> EXERCISE OBJECTIVE:
Return all the data, word for word.

> DATA FOR THE TASK:
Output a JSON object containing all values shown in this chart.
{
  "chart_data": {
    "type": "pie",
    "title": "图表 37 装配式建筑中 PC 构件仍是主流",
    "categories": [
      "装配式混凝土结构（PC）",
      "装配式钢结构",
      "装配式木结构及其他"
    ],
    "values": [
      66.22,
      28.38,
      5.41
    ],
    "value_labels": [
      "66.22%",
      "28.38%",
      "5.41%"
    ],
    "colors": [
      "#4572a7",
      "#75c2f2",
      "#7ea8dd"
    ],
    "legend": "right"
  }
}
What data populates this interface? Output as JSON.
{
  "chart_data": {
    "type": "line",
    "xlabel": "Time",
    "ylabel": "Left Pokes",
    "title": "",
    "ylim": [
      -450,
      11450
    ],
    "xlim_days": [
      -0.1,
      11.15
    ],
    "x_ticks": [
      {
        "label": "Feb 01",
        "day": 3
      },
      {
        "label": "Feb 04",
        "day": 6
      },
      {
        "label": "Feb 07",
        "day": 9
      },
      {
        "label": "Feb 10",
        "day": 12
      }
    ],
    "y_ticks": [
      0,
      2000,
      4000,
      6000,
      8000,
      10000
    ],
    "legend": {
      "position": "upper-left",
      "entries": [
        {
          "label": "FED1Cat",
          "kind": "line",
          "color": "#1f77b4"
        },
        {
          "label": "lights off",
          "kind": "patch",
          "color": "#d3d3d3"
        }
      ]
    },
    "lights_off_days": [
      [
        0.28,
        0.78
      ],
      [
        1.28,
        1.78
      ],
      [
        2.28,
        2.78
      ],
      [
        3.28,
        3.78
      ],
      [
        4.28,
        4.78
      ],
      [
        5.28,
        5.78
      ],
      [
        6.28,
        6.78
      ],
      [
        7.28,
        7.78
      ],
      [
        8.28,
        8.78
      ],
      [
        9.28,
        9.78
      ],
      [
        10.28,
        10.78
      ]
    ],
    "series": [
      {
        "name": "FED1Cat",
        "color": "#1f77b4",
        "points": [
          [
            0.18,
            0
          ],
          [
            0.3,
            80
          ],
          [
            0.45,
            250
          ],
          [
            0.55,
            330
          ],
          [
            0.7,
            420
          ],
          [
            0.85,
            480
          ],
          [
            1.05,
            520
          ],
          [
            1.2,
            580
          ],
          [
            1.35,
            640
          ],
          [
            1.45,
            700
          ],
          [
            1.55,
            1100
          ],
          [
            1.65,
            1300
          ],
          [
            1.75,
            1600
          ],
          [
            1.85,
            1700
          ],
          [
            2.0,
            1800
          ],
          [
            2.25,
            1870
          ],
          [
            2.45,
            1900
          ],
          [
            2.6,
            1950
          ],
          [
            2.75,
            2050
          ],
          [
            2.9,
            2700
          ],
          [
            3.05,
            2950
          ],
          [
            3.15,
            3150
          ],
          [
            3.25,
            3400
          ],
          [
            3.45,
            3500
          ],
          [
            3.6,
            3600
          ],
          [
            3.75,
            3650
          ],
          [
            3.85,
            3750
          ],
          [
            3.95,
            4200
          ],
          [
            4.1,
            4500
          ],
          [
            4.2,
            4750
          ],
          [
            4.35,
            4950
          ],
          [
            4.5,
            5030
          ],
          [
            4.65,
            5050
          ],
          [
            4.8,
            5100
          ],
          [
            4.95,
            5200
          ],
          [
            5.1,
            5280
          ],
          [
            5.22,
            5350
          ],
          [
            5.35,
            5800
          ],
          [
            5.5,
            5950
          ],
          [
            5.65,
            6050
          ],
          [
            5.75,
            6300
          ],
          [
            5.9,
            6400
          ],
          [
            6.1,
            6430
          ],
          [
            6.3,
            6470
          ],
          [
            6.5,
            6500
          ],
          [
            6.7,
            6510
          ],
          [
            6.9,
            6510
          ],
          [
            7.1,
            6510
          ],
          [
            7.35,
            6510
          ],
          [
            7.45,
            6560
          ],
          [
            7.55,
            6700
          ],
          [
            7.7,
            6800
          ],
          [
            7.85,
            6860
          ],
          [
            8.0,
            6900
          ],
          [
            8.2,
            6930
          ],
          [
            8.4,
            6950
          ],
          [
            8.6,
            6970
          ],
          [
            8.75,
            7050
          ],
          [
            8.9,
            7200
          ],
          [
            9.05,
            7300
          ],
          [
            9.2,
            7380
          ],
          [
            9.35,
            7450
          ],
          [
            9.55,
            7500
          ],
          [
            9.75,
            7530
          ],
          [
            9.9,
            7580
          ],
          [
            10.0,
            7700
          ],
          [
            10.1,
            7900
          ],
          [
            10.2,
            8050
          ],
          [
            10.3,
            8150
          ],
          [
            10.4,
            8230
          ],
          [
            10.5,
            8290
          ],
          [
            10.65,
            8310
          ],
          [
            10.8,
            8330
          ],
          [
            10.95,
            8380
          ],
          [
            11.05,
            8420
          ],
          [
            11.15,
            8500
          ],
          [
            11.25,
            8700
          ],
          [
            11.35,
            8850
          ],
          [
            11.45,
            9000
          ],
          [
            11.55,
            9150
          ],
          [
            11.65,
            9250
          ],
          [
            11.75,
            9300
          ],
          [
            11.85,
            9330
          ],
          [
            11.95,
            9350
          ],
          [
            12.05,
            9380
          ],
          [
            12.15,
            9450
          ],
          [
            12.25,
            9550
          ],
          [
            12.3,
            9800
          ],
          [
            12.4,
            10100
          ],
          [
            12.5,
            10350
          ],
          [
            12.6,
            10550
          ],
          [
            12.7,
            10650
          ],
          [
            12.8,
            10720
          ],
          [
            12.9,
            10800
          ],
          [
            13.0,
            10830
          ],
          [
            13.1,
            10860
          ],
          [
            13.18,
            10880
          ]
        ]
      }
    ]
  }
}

> EXERCISE RESULT:
Output a JSON object containing all values shown in this chart.
{
  "chart_data": {
    "type": "pie",
    "title": "图表 37 装配式建筑中 PC 构件仍是主流",
    "categories": [
      "装配式混凝土结构（PC）",
      "装配式钢结构",
      "装配式木结构及其他"
    ],
    "values": [
      66.22,
      28.38,
      5.41
    ],
    "value_labels": [
      "66.22%",
      "28.38%",
      "5.41%"
    ],
    "colors": [
      "#4572a7",
      "#75c2f2",
      "#7ea8dd"
    ],
    "legend": "right"
  }
}
What data populates this interface? Output as JSON.
{
  "chart_data": {
    "type": "line",
    "xlabel": "Time",
    "ylabel": "Left Pokes",
    "title": "",
    "ylim": [
      -450,
      11450
    ],
    "xlim_days": [
      -0.1,
      11.15
    ],
    "x_ticks": [
      {
        "label": "Feb 01",
        "day": 3
      },
      {
        "label": "Feb 04",
        "day": 6
      },
      {
        "label": "Feb 07",
        "day": 9
      },
      {
        "label": "Feb 10",
        "day": 12
      }
    ],
    "y_ticks": [
      0,
      2000,
      4000,
      6000,
      8000,
      10000
    ],
    "legend": {
      "position": "upper-left",
      "entries": [
        {
          "label": "FED1Cat",
          "kind": "line",
          "color": "#1f77b4"
        },
        {
          "label": "lights off",
          "kind": "patch",
          "color": "#d3d3d3"
        }
      ]
    },
    "lights_off_days": [
      [
        0.28,
        0.78
      ],
      [
        1.28,
        1.78
      ],
      [
        2.28,
        2.78
      ],
      [
        3.28,
        3.78
      ],
      [
        4.28,
        4.78
      ],
      [
        5.28,
        5.78
      ],
      [
        6.28,
        6.78
      ],
      [
        7.28,
        7.78
      ],
      [
        8.28,
        8.78
      ],
      [
        9.28,
        9.78
      ],
      [
        10.28,
        10.78
      ]
    ],
    "series": [
      {
        "name": "FED1Cat",
        "color": "#1f77b4",
        "points": [
          [
            0.18,
            0
          ],
          [
            0.3,
            80
          ],
          [
            0.45,
            250
          ],
          [
            0.55,
            330
          ],
          [
            0.7,
            420
          ],
          [
            0.85,
            480
          ],
          [
            1.05,
            520
          ],
          [
            1.2,
            580
          ],
          [
            1.35,
            640
          ],
          [
            1.45,
            700
          ],
          [
            1.55,
            1100
          ],
          [
            1.65,
            1300
          ],
          [
            1.75,
            1600
          ],
          [
            1.85,
            1700
          ],
          [
            2.0,
            1800
          ],
          [
            2.25,
            1870
          ],
          [
            2.45,
            1900
          ],
          [
            2.6,
            1950
          ],
          [
            2.75,
            2050
          ],
          [
            2.9,
            2700
          ],
          [
            3.05,
            2950
          ],
          [
            3.15,
            3150
          ],
          [
            3.25,
            3400
          ],
          [
            3.45,
            3500
          ],
          [
            3.6,
            3600
          ],
          [
            3.75,
            3650
          ],
          [
            3.85,
            3750
          ],
          [
            3.95,
            4200
          ],
          [
            4.1,
            4500
          ],
          [
            4.2,
            4750
          ],
          [
            4.35,
            4950
          ],
          [
            4.5,
            5030
          ],
          [
            4.65,
            5050
          ],
          [
            4.8,
            5100
          ],
          [
            4.95,
            5200
          ],
          [
            5.1,
            5280
          ],
          [
            5.22,
            5350
          ],
          [
            5.35,
            5800
          ],
          [
            5.5,
            5950
          ],
          [
            5.65,
            6050
          ],
          [
            5.75,
            6300
          ],
          [
            5.9,
            6400
          ],
          [
            6.1,
            6430
          ],
          [
            6.3,
            6470
          ],
          [
            6.5,
            6500
          ],
          [
            6.7,
            6510
          ],
          [
            6.9,
            6510
          ],
          [
            7.1,
            6510
          ],
          [
            7.35,
            6510
          ],
          [
            7.45,
            6560
          ],
          [
            7.55,
            6700
          ],
          [
            7.7,
            6800
          ],
          [
            7.85,
            6860
          ],
          [
            8.0,
            6900
          ],
          [
            8.2,
            6930
          ],
          [
            8.4,
            6950
          ],
          [
            8.6,
            6970
          ],
          [
            8.75,
            7050
          ],
          [
            8.9,
            7200
          ],
          [
            9.05,
            7300
          ],
          [
            9.2,
            7380
          ],
          [
            9.35,
            7450
          ],
          [
            9.55,
            7500
          ],
          [
            9.75,
            7530
          ],
          [
            9.9,
            7580
          ],
          [
            10.0,
            7700
          ],
          [
            10.1,
            7900
          ],
          [
            10.2,
            8050
          ],
          [
            10.3,
            8150
          ],
          [
            10.4,
            8230
          ],
          [
            10.5,
            8290
          ],
          [
            10.65,
            8310
          ],
          [
            10.8,
            8330
          ],
          [
            10.95,
            8380
          ],
          [
            11.05,
            8420
          ],
          [
            11.15,
            8500
          ],
          [
            11.25,
            8700
          ],
          [
            11.35,
            8850
          ],
          [
            11.45,
            9000
          ],
          [
            11.55,
            9150
          ],
          [
            11.65,
            9250
          ],
          [
            11.75,
            9300
          ],
          [
            11.85,
            9330
          ],
          [
            11.95,
            9350
          ],
          [
            12.05,
            9380
          ],
          [
            12.15,
            9450
          ],
          [
            12.25,
            9550
          ],
          [
            12.3,
            9800
          ],
          [
            12.4,
            10100
          ],
          [
            12.5,
            10350
          ],
          [
            12.6,
            10550
          ],
          [
            12.7,
            10650
          ],
          [
            12.8,
            10720
          ],
          [
            12.9,
            10800
          ],
          [
            13.0,
            10830
          ],
          [
            13.1,
            10860
          ],
          [
            13.18,
            10880
          ]
        ]
      }
    ]
  }
}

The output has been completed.